Stated goal => Provide only the number of lines where "TradeWave" occurs.

**** Material to process

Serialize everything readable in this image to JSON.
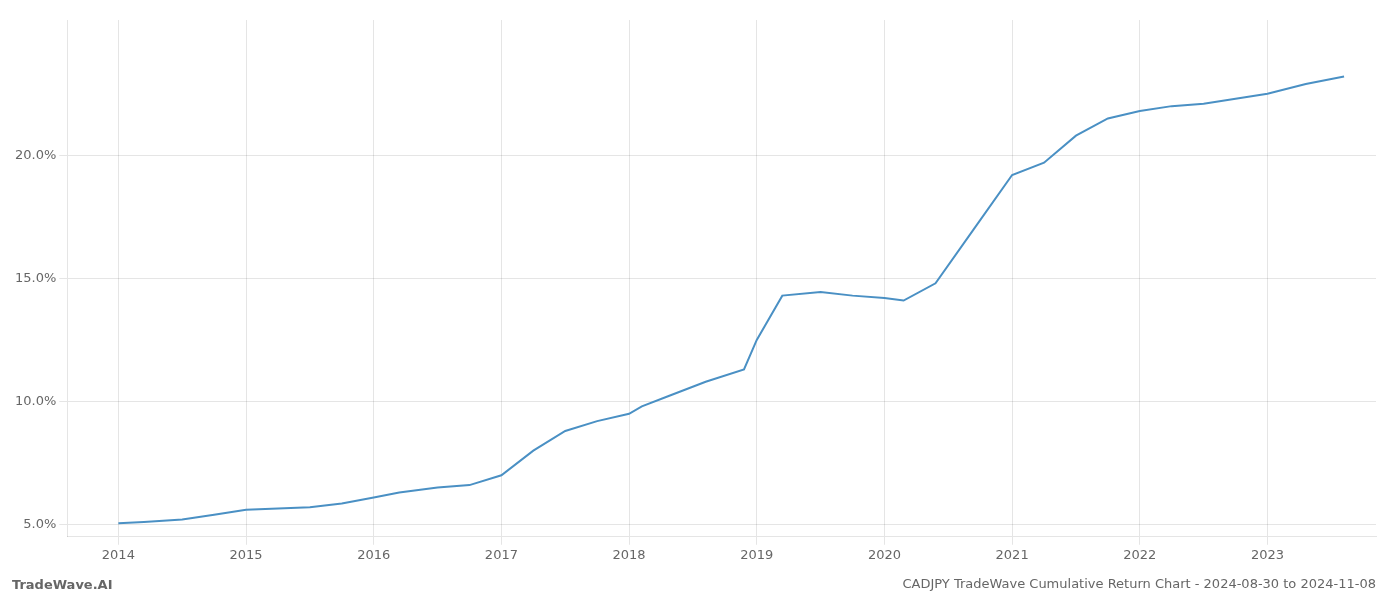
{
  "chart_data": {
    "type": "line",
    "title": "CADJPY TradeWave Cumulative Return Chart - 2024-08-30 to 2024-11-08",
    "annotations": [
      "TradeWave.AI"
    ],
    "x": [
      2014.0,
      2014.2,
      2014.5,
      2014.75,
      2015.0,
      2015.25,
      2015.5,
      2015.75,
      2016.0,
      2016.2,
      2016.5,
      2016.75,
      2017.0,
      2017.25,
      2017.5,
      2017.75,
      2018.0,
      2018.1,
      2018.3,
      2018.6,
      2018.9,
      2019.0,
      2019.2,
      2019.5,
      2019.75,
      2020.0,
      2020.15,
      2020.4,
      2020.7,
      2021.0,
      2021.25,
      2021.5,
      2021.75,
      2022.0,
      2022.25,
      2022.5,
      2022.75,
      2023.0,
      2023.3,
      2023.6
    ],
    "values": [
      5.05,
      5.1,
      5.2,
      5.4,
      5.6,
      5.65,
      5.7,
      5.85,
      6.1,
      6.3,
      6.5,
      6.6,
      7.0,
      8.0,
      8.8,
      9.2,
      9.5,
      9.8,
      10.2,
      10.8,
      11.3,
      12.5,
      14.3,
      14.45,
      14.3,
      14.2,
      14.1,
      14.8,
      17.0,
      19.2,
      19.7,
      20.8,
      21.5,
      21.8,
      22.0,
      22.1,
      22.3,
      22.5,
      22.9,
      23.2
    ],
    "color": "#4a90c4",
    "xlim": [
      2013.6,
      2023.85
    ],
    "xticks": [
      2014,
      2015,
      2016,
      2017,
      2018,
      2019,
      2020,
      2021,
      2022,
      2023
    ],
    "ylim": [
      4.5,
      25.5
    ],
    "yticks": [
      {
        "value": 5.0,
        "label": "5.0%"
      },
      {
        "value": 10.0,
        "label": "10.0%"
      },
      {
        "value": 15.0,
        "label": "15.0%"
      },
      {
        "value": 20.0,
        "label": "20.0%"
      }
    ],
    "grid": true
  }
}
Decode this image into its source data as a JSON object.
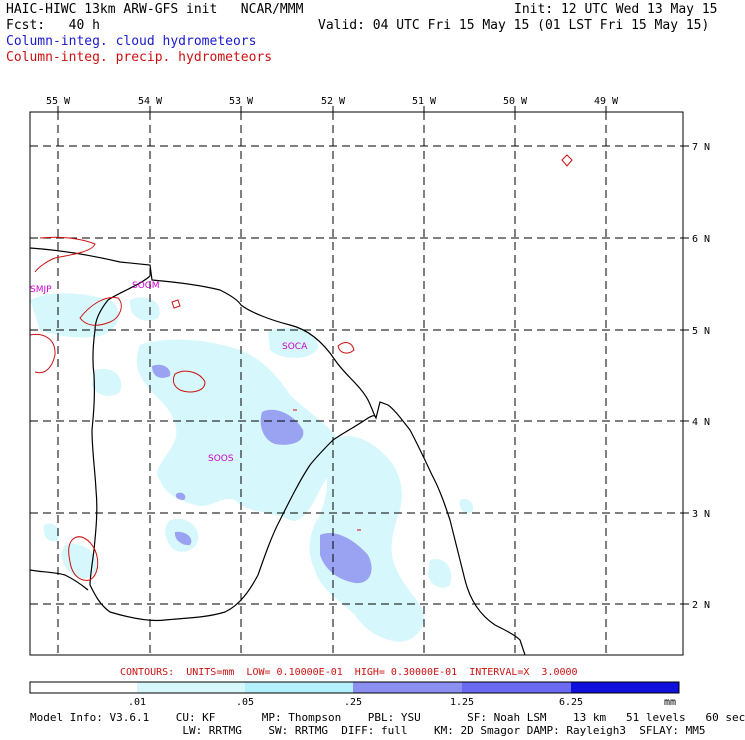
{
  "header": {
    "title": "HAIC-HIWC 13km ARW-GFS init   NCAR/MMM",
    "init": "Init: 12 UTC Wed 13 May 15",
    "fcst": "Fcst:   40 h",
    "valid": "Valid: 04 UTC Fri 15 May 15 (01 LST Fri 15 May 15)",
    "field1": "Column-integ. cloud hydrometeors",
    "field2": "Column-integ. precip. hydrometeors"
  },
  "map": {
    "lon_labels": [
      "55 W",
      "54 W",
      "53 W",
      "52 W",
      "51 W",
      "50 W",
      "49 W"
    ],
    "lat_labels": [
      "7 N",
      "6 N",
      "5 N",
      "4 N",
      "3 N",
      "2 N"
    ],
    "stations": [
      "SMJP",
      "SOGM",
      "SOCA",
      "SOOS"
    ],
    "colors": {
      "cloud_light": "#d6f8fc",
      "cloud_mid": "#9aa3f2",
      "precip_contour": "#cc1111",
      "coastline": "#000000",
      "station": "#cc00cc"
    }
  },
  "colorbar": {
    "contours_note": "CONTOURS:  UNITS=mm  LOW= 0.10000E-01  HIGH= 0.30000E-01  INTERVAL=X  3.0000",
    "ticks": [
      ".01",
      ".05",
      ".25",
      "1.25",
      "6.25"
    ],
    "unit": "mm",
    "colors": [
      "#ffffff",
      "#d6f8fc",
      "#b3f0fa",
      "#8a8ff0",
      "#6a6af2",
      "#3a3ae8",
      "#1010dd"
    ]
  },
  "model_info": {
    "line1": "Model Info: V3.6.1    CU: KF       MP: Thompson    PBL: YSU       SF: Noah LSM    13 km   51 levels   60 sec",
    "line2": "                       LW: RRTMG    SW: RRTMG  DIFF: full    KM: 2D Smagor DAMP: Rayleigh3  SFLAY: MM5"
  }
}
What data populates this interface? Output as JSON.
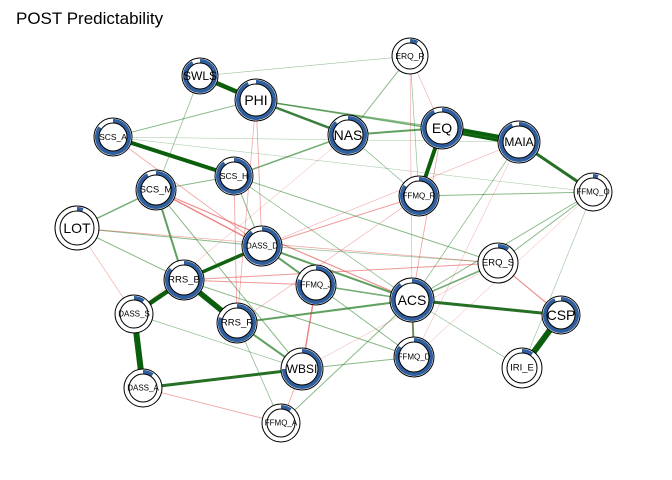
{
  "title": "POST Predictability",
  "colors": {
    "positive_edge": "#1f7a1f",
    "strong_positive_edge": "#0b5e0b",
    "negative_edge": "#e03a3a",
    "pie_fill": "#2f5f9e",
    "pie_track": "#ffffff",
    "node_fill": "#ffffff",
    "node_stroke": "#000000"
  },
  "nodes": [
    {
      "id": "SWLS",
      "label": "SWLS",
      "predictability": 0.92
    },
    {
      "id": "PHI",
      "label": "PHI",
      "predictability": 0.93
    },
    {
      "id": "ERQ_R",
      "label": "ERQ_R",
      "predictability": 0.08
    },
    {
      "id": "SCS_A",
      "label": "SCS_A",
      "predictability": 0.85
    },
    {
      "id": "NAS",
      "label": "NAS",
      "predictability": 0.88
    },
    {
      "id": "EQ",
      "label": "EQ",
      "predictability": 0.93
    },
    {
      "id": "MAIA",
      "label": "MAIA",
      "predictability": 0.94
    },
    {
      "id": "SCS_H",
      "label": "SCS_H",
      "predictability": 0.9
    },
    {
      "id": "SCS_M",
      "label": "SCS_M",
      "predictability": 0.92
    },
    {
      "id": "FFMQ_R",
      "label": "FFMQ_R",
      "predictability": 0.85
    },
    {
      "id": "FFMQ_O",
      "label": "FFMQ_O",
      "predictability": 0.05
    },
    {
      "id": "LOT",
      "label": "LOT",
      "predictability": 0.05
    },
    {
      "id": "DASS_D",
      "label": "DASS_D",
      "predictability": 0.9
    },
    {
      "id": "ERQ_S",
      "label": "ERQ_S",
      "predictability": 0.1
    },
    {
      "id": "RRS_B",
      "label": "RRS_B",
      "predictability": 0.86
    },
    {
      "id": "FFMQ_J",
      "label": "FFMQ_J",
      "predictability": 0.8
    },
    {
      "id": "ACS",
      "label": "ACS",
      "predictability": 0.9
    },
    {
      "id": "CSP",
      "label": "CSP",
      "predictability": 0.94
    },
    {
      "id": "DASS_S",
      "label": "DASS_S",
      "predictability": 0.1
    },
    {
      "id": "RRS_R",
      "label": "RRS_R",
      "predictability": 0.8
    },
    {
      "id": "FFMQ_D",
      "label": "FFMQ_D",
      "predictability": 0.85
    },
    {
      "id": "IRI_E",
      "label": "IRI_E",
      "predictability": 0.1
    },
    {
      "id": "WBSI",
      "label": "WBSI",
      "predictability": 0.75
    },
    {
      "id": "DASS_A",
      "label": "DASS_A",
      "predictability": 0.1
    },
    {
      "id": "FFMQ_A",
      "label": "FFMQ_A",
      "predictability": 0.1
    }
  ],
  "edges": [
    {
      "a": "SWLS",
      "b": "PHI",
      "sign": "+",
      "w": 4.5
    },
    {
      "a": "EQ",
      "b": "MAIA",
      "sign": "+",
      "w": 7
    },
    {
      "a": "EQ",
      "b": "FFMQ_R",
      "sign": "+",
      "w": 4
    },
    {
      "a": "CSP",
      "b": "IRI_E",
      "sign": "+",
      "w": 6
    },
    {
      "a": "DASS_S",
      "b": "DASS_A",
      "sign": "+",
      "w": 6
    },
    {
      "a": "RRS_B",
      "b": "RRS_R",
      "sign": "+",
      "w": 5.5
    },
    {
      "a": "RRS_B",
      "b": "DASS_S",
      "sign": "+",
      "w": 4.5
    },
    {
      "a": "SCS_A",
      "b": "SCS_H",
      "sign": "+",
      "w": 4
    },
    {
      "a": "ACS",
      "b": "CSP",
      "sign": "+",
      "w": 3
    },
    {
      "a": "MAIA",
      "b": "FFMQ_O",
      "sign": "+",
      "w": 3
    },
    {
      "a": "DASS_D",
      "b": "RRS_B",
      "sign": "+",
      "w": 3.5
    },
    {
      "a": "DASS_A",
      "b": "WBSI",
      "sign": "+",
      "w": 3
    },
    {
      "a": "NAS",
      "b": "EQ",
      "sign": "+",
      "w": 2
    },
    {
      "a": "SCS_H",
      "b": "NAS",
      "sign": "+",
      "w": 1.5
    },
    {
      "a": "PHI",
      "b": "NAS",
      "sign": "+",
      "w": 2.5
    },
    {
      "a": "ACS",
      "b": "FFMQ_D",
      "sign": "+",
      "w": 2
    },
    {
      "a": "DASS_D",
      "b": "FFMQ_J",
      "sign": "+",
      "w": 2
    },
    {
      "a": "DASS_D",
      "b": "ACS",
      "sign": "+",
      "w": 2
    },
    {
      "a": "RRS_R",
      "b": "ACS",
      "sign": "+",
      "w": 2
    },
    {
      "a": "RRS_R",
      "b": "WBSI",
      "sign": "+",
      "w": 2
    },
    {
      "a": "SCS_M",
      "b": "RRS_B",
      "sign": "+",
      "w": 2
    },
    {
      "a": "LOT",
      "b": "SCS_M",
      "sign": "+",
      "w": 1.5
    },
    {
      "a": "ERQ_S",
      "b": "ACS",
      "sign": "+",
      "w": 1.5
    },
    {
      "a": "FFMQ_J",
      "b": "ACS",
      "sign": "+",
      "w": 1.5
    },
    {
      "a": "PHI",
      "b": "MAIA",
      "sign": "+",
      "w": 1.5
    },
    {
      "a": "SCS_A",
      "b": "PHI",
      "sign": "+",
      "w": 1
    },
    {
      "a": "PHI",
      "b": "EQ",
      "sign": "+",
      "w": 1
    },
    {
      "a": "SCS_M",
      "b": "SCS_H",
      "sign": "+",
      "w": 1
    },
    {
      "a": "SCS_H",
      "b": "ERQ_S",
      "sign": "+",
      "w": 1
    },
    {
      "a": "SCS_H",
      "b": "DASS_D",
      "sign": "+",
      "w": 1
    },
    {
      "a": "ERQ_R",
      "b": "NAS",
      "sign": "+",
      "w": 1
    },
    {
      "a": "FFMQ_R",
      "b": "FFMQ_O",
      "sign": "+",
      "w": 1
    },
    {
      "a": "LOT",
      "b": "DASS_D",
      "sign": "+",
      "w": 1
    },
    {
      "a": "LOT",
      "b": "RRS_B",
      "sign": "+",
      "w": 1
    },
    {
      "a": "SCS_M",
      "b": "WBSI",
      "sign": "+",
      "w": 1
    },
    {
      "a": "RRS_B",
      "b": "FFMQ_D",
      "sign": "+",
      "w": 1
    },
    {
      "a": "FFMQ_J",
      "b": "FFMQ_D",
      "sign": "+",
      "w": 1
    },
    {
      "a": "FFMQ_O",
      "b": "ERQ_S",
      "sign": "+",
      "w": 1
    },
    {
      "a": "FFMQ_O",
      "b": "ACS",
      "sign": "+",
      "w": 1
    },
    {
      "a": "WBSI",
      "b": "FFMQ_D",
      "sign": "+",
      "w": 1
    },
    {
      "a": "FFMQ_A",
      "b": "ACS",
      "sign": "+",
      "w": 1
    },
    {
      "a": "SCS_H",
      "b": "ACS",
      "sign": "+",
      "w": 0.8
    },
    {
      "a": "SWLS",
      "b": "SCS_M",
      "sign": "+",
      "w": 0.8
    },
    {
      "a": "NAS",
      "b": "FFMQ_R",
      "sign": "+",
      "w": 0.8
    },
    {
      "a": "MAIA",
      "b": "ACS",
      "sign": "+",
      "w": 0.8
    },
    {
      "a": "ERQ_R",
      "b": "FFMQ_R",
      "sign": "+",
      "w": 0.7
    },
    {
      "a": "DASS_S",
      "b": "WBSI",
      "sign": "+",
      "w": 0.7
    },
    {
      "a": "IRI_E",
      "b": "FFMQ_O",
      "sign": "+",
      "w": 0.6
    },
    {
      "a": "IRI_E",
      "b": "ACS",
      "sign": "+",
      "w": 0.7
    },
    {
      "a": "SCS_A",
      "b": "MAIA",
      "sign": "+",
      "w": 0.5
    },
    {
      "a": "SCS_A",
      "b": "FFMQ_O",
      "sign": "+",
      "w": 0.5
    },
    {
      "a": "DASS_D",
      "b": "ERQ_S",
      "sign": "+",
      "w": 0.7
    },
    {
      "a": "RRS_R",
      "b": "FFMQ_A",
      "sign": "+",
      "w": 0.8
    },
    {
      "a": "SWLS",
      "b": "ERQ_R",
      "sign": "+",
      "w": 0.6
    },
    {
      "a": "RRS_B",
      "b": "ERQ_S",
      "sign": "-",
      "w": 1
    },
    {
      "a": "RRS_B",
      "b": "FFMQ_J",
      "sign": "-",
      "w": 1
    },
    {
      "a": "SCS_M",
      "b": "DASS_D",
      "sign": "-",
      "w": 1.5
    },
    {
      "a": "SCS_M",
      "b": "ACS",
      "sign": "-",
      "w": 1.2
    },
    {
      "a": "FFMQ_J",
      "b": "WBSI",
      "sign": "-",
      "w": 1.5
    },
    {
      "a": "ERQ_S",
      "b": "CSP",
      "sign": "-",
      "w": 1.2
    },
    {
      "a": "FFMQ_R",
      "b": "DASS_D",
      "sign": "-",
      "w": 1
    },
    {
      "a": "ACS",
      "b": "FFMQ_D",
      "sign": "-",
      "w": 0.8
    },
    {
      "a": "EQ",
      "b": "ACS",
      "sign": "-",
      "w": 0.8
    },
    {
      "a": "LOT",
      "b": "ERQ_S",
      "sign": "-",
      "w": 0.7
    },
    {
      "a": "DASS_A",
      "b": "FFMQ_A",
      "sign": "-",
      "w": 0.8
    },
    {
      "a": "FFMQ_A",
      "b": "WBSI",
      "sign": "-",
      "w": 0.8
    },
    {
      "a": "PHI",
      "b": "DASS_D",
      "sign": "-",
      "w": 0.8
    },
    {
      "a": "SCS_A",
      "b": "DASS_D",
      "sign": "-",
      "w": 0.8
    },
    {
      "a": "PHI",
      "b": "RRS_R",
      "sign": "-",
      "w": 0.7
    },
    {
      "a": "ERQ_R",
      "b": "EQ",
      "sign": "-",
      "w": 0.6
    },
    {
      "a": "ERQ_R",
      "b": "ACS",
      "sign": "-",
      "w": 0.6
    },
    {
      "a": "MAIA",
      "b": "DASS_D",
      "sign": "-",
      "w": 0.6
    },
    {
      "a": "FFMQ_R",
      "b": "RRS_R",
      "sign": "-",
      "w": 0.6
    },
    {
      "a": "NAS",
      "b": "DASS_S",
      "sign": "-",
      "w": 0.5
    },
    {
      "a": "SCS_H",
      "b": "RRS_R",
      "sign": "-",
      "w": 0.8
    },
    {
      "a": "LOT",
      "b": "DASS_S",
      "sign": "-",
      "w": 0.6
    },
    {
      "a": "FFMQ_O",
      "b": "FFMQ_D",
      "sign": "-",
      "w": 0.5
    },
    {
      "a": "MAIA",
      "b": "FFMQ_D",
      "sign": "-",
      "w": 0.5
    },
    {
      "a": "ERQ_S",
      "b": "WBSI",
      "sign": "-",
      "w": 0.5
    }
  ]
}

********

Task result => 2